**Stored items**

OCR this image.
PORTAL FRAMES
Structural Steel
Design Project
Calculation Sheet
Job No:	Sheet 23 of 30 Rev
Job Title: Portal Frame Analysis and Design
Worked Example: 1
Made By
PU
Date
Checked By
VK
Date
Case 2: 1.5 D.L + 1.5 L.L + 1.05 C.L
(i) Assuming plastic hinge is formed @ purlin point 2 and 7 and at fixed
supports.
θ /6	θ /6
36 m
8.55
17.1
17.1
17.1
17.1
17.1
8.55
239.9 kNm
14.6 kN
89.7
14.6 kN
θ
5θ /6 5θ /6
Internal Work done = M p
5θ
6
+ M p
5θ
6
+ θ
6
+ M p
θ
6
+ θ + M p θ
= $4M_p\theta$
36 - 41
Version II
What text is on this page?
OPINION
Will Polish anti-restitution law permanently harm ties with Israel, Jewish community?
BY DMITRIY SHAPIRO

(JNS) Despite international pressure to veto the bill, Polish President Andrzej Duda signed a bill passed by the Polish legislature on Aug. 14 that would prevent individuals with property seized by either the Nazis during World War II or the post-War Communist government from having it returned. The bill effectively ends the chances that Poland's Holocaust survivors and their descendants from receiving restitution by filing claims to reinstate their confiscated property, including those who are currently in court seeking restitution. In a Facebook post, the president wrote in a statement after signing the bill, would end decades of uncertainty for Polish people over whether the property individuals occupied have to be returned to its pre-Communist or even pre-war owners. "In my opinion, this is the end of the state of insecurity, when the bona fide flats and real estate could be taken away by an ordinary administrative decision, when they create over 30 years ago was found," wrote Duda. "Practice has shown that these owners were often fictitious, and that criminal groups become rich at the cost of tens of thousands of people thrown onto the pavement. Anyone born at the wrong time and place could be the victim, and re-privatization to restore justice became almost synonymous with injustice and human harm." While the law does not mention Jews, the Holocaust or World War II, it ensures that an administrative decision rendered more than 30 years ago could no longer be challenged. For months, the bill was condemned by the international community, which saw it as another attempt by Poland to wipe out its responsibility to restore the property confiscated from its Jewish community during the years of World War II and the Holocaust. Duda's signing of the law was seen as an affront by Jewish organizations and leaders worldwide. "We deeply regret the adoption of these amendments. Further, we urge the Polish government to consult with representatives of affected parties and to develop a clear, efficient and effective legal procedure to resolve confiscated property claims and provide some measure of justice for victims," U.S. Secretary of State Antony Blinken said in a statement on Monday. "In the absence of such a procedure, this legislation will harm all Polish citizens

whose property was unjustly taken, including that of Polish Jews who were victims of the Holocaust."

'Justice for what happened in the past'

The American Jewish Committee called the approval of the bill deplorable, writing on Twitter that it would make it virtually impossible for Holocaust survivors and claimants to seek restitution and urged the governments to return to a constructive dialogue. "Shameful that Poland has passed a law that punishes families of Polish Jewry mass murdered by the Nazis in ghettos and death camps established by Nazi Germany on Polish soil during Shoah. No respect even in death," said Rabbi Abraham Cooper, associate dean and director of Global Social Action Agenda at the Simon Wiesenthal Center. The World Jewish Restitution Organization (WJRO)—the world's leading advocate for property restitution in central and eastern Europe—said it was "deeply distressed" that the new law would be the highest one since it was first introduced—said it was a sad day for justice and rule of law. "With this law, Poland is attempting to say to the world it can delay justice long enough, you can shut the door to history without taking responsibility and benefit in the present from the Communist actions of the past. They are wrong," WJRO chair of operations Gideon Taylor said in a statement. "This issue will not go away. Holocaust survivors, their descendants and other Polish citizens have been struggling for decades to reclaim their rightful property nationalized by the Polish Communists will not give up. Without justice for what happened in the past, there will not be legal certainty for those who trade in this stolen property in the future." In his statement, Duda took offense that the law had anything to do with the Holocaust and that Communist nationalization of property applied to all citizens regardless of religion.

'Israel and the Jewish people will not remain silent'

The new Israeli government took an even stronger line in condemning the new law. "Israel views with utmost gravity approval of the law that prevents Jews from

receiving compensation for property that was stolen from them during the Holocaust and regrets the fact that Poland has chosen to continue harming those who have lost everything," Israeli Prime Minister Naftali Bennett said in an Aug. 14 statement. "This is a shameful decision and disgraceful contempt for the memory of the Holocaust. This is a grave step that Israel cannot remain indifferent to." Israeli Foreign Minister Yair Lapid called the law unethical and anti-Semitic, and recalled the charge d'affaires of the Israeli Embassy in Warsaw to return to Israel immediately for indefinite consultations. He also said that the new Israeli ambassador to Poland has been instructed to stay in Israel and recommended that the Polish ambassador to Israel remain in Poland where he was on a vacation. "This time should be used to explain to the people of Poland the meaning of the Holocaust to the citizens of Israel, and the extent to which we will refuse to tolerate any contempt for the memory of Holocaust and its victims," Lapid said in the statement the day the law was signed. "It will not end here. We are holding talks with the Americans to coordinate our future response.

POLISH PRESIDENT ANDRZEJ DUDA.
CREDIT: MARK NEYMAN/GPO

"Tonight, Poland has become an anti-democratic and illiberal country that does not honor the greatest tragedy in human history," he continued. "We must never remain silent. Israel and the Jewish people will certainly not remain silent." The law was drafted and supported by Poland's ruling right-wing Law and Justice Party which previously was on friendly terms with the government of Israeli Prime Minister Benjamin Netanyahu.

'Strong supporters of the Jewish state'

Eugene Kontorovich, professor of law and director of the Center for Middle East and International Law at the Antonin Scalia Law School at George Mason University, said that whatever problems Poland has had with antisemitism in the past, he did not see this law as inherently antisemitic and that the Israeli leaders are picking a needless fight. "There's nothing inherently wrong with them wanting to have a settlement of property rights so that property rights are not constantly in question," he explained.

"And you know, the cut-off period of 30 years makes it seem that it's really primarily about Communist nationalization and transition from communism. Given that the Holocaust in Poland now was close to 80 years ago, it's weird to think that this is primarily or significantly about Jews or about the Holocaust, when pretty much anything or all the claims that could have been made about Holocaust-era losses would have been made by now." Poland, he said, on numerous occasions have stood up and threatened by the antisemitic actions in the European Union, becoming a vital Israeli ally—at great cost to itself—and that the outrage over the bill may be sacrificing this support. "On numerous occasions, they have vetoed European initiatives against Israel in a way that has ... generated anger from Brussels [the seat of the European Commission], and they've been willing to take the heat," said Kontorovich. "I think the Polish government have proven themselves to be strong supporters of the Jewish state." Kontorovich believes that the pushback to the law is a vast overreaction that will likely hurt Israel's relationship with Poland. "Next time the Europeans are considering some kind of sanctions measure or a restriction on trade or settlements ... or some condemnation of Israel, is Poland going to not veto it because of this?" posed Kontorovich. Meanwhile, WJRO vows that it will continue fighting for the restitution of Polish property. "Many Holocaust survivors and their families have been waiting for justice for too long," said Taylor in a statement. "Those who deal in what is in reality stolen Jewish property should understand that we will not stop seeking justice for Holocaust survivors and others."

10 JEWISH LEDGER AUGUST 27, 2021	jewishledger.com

**PROMPT**
Write the data back out verbatim.

**RESULT FOR THIS EXERCISE**
OCR this image.
PORTAL FRAMES
Structural Steel
Design Project
Calculation Sheet
Job No:	Sheet 23 of 30 Rev
Job Title: Portal Frame Analysis and Design
Worked Example: 1
Made By
PU
Date
Checked By
VK
Date
Case 2: 1.5 D.L + 1.5 L.L + 1.05 C.L
(i) Assuming plastic hinge is formed @ purlin point 2 and 7 and at fixed
supports.
θ /6	θ /6
36 m
8.55
17.1
17.1
17.1
17.1
17.1
8.55
239.9 kNm
14.6 kN
89.7
14.6 kN
θ
5θ /6 5θ /6
Internal Work done = M p
5θ
6
+ M p
5θ
6
+ θ
6
+ M p
θ
6
+ θ + M p θ
= $4M_p\theta$
36 - 41
Version II
What text is on this page?
OPINION
Will Polish anti-restitution law permanently harm ties with Israel, Jewish community?
BY DMITRIY SHAPIRO

(JNS) Despite international pressure to veto the bill, Polish President Andrzej Duda signed a bill passed by the Polish legislature on Aug. 14 that would prevent individuals with property seized by either the Nazis during World War II or the post-War Communist government from having it returned. The bill effectively ends the chances that Poland's Holocaust survivors and their descendants from receiving restitution by filing claims to reinstate their confiscated property, including those who are currently in court seeking restitution. In a Facebook post, the president wrote in a statement after signing the bill, would end decades of uncertainty for Polish people over whether the property individuals occupied have to be returned to its pre-Communist or even pre-war owners. "In my opinion, this is the end of the state of insecurity, when the bona fide flats and real estate could be taken away by an ordinary administrative decision, when they create over 30 years ago was found," wrote Duda. "Practice has shown that these owners were often fictitious, and that criminal groups become rich at the cost of tens of thousands of people thrown onto the pavement. Anyone born at the wrong time and place could be the victim, and re-privatization to restore justice became almost synonymous with injustice and human harm." While the law does not mention Jews, the Holocaust or World War II, it ensures that an administrative decision rendered more than 30 years ago could no longer be challenged. For months, the bill was condemned by the international community, which saw it as another attempt by Poland to wipe out its responsibility to restore the property confiscated from its Jewish community during the years of World War II and the Holocaust. Duda's signing of the law was seen as an affront by Jewish organizations and leaders worldwide. "We deeply regret the adoption of these amendments. Further, we urge the Polish government to consult with representatives of affected parties and to develop a clear, efficient and effective legal procedure to resolve confiscated property claims and provide some measure of justice for victims," U.S. Secretary of State Antony Blinken said in a statement on Monday. "In the absence of such a procedure, this legislation will harm all Polish citizens

whose property was unjustly taken, including that of Polish Jews who were victims of the Holocaust."

'Justice for what happened in the past'

The American Jewish Committee called the approval of the bill deplorable, writing on Twitter that it would make it virtually impossible for Holocaust survivors and claimants to seek restitution and urged the governments to return to a constructive dialogue. "Shameful that Poland has passed a law that punishes families of Polish Jewry mass murdered by the Nazis in ghettos and death camps established by Nazi Germany on Polish soil during Shoah. No respect even in death," said Rabbi Abraham Cooper, associate dean and director of Global Social Action Agenda at the Simon Wiesenthal Center. The World Jewish Restitution Organization (WJRO)—the world's leading advocate for property restitution in central and eastern Europe—said it was "deeply distressed" that the new law would be the highest one since it was first introduced—said it was a sad day for justice and rule of law. "With this law, Poland is attempting to say to the world it can delay justice long enough, you can shut the door to history without taking responsibility and benefit in the present from the Communist actions of the past. They are wrong," WJRO chair of operations Gideon Taylor said in a statement. "This issue will not go away. Holocaust survivors, their descendants and other Polish citizens have been struggling for decades to reclaim their rightful property nationalized by the Polish Communists will not give up. Without justice for what happened in the past, there will not be legal certainty for those who trade in this stolen property in the future." In his statement, Duda took offense that the law had anything to do with the Holocaust and that Communist nationalization of property applied to all citizens regardless of religion.

'Israel and the Jewish people will not remain silent'

The new Israeli government took an even stronger line in condemning the new law. "Israel views with utmost gravity approval of the law that prevents Jews from

receiving compensation for property that was stolen from them during the Holocaust and regrets the fact that Poland has chosen to continue harming those who have lost everything," Israeli Prime Minister Naftali Bennett said in an Aug. 14 statement. "This is a shameful decision and disgraceful contempt for the memory of the Holocaust. This is a grave step that Israel cannot remain indifferent to." Israeli Foreign Minister Yair Lapid called the law unethical and anti-Semitic, and recalled the charge d'affaires of the Israeli Embassy in Warsaw to return to Israel immediately for indefinite consultations. He also said that the new Israeli ambassador to Poland has been instructed to stay in Israel and recommended that the Polish ambassador to Israel remain in Poland where he was on a vacation. "This time should be used to explain to the people of Poland the meaning of the Holocaust to the citizens of Israel, and the extent to which we will refuse to tolerate any contempt for the memory of Holocaust and its victims," Lapid said in the statement the day the law was signed. "It will not end here. We are holding talks with the Americans to coordinate our future response.

POLISH PRESIDENT ANDRZEJ DUDA.
CREDIT: MARK NEYMAN/GPO

"Tonight, Poland has become an anti-democratic and illiberal country that does not honor the greatest tragedy in human history," he continued. "We must never remain silent. Israel and the Jewish people will certainly not remain silent." The law was drafted and supported by Poland's ruling right-wing Law and Justice Party which previously was on friendly terms with the government of Israeli Prime Minister Benjamin Netanyahu.

'Strong supporters of the Jewish state'

Eugene Kontorovich, professor of law and director of the Center for Middle East and International Law at the Antonin Scalia Law School at George Mason University, said that whatever problems Poland has had with antisemitism in the past, he did not see this law as inherently antisemitic and that the Israeli leaders are picking a needless fight. "There's nothing inherently wrong with them wanting to have a settlement of property rights so that property rights are not constantly in question," he explained.

"And you know, the cut-off period of 30 years makes it seem that it's really primarily about Communist nationalization and transition from communism. Given that the Holocaust in Poland now was close to 80 years ago, it's weird to think that this is primarily or significantly about Jews or about the Holocaust, when pretty much anything or all the claims that could have been made about Holocaust-era losses would have been made by now." Poland, he said, on numerous occasions have stood up and threatened by the antisemitic actions in the European Union, becoming a vital Israeli ally—at great cost to itself—and that the outrage over the bill may be sacrificing this support. "On numerous occasions, they have vetoed European initiatives against Israel in a way that has ... generated anger from Brussels [the seat of the European Commission], and they've been willing to take the heat," said Kontorovich. "I think the Polish government have proven themselves to be strong supporters of the Jewish state." Kontorovich believes that the pushback to the law is a vast overreaction that will likely hurt Israel's relationship with Poland. "Next time the Europeans are considering some kind of sanctions measure or a restriction on trade or settlements ... or some condemnation of Israel, is Poland going to not veto it because of this?" posed Kontorovich. Meanwhile, WJRO vows that it will continue fighting for the restitution of Polish property. "Many Holocaust survivors and their families have been waiting for justice for too long," said Taylor in a statement. "Those who deal in what is in reality stolen Jewish property should understand that we will not stop seeking justice for Holocaust survivors and others."

10 JEWISH LEDGER AUGUST 27, 2021	jewishledger.com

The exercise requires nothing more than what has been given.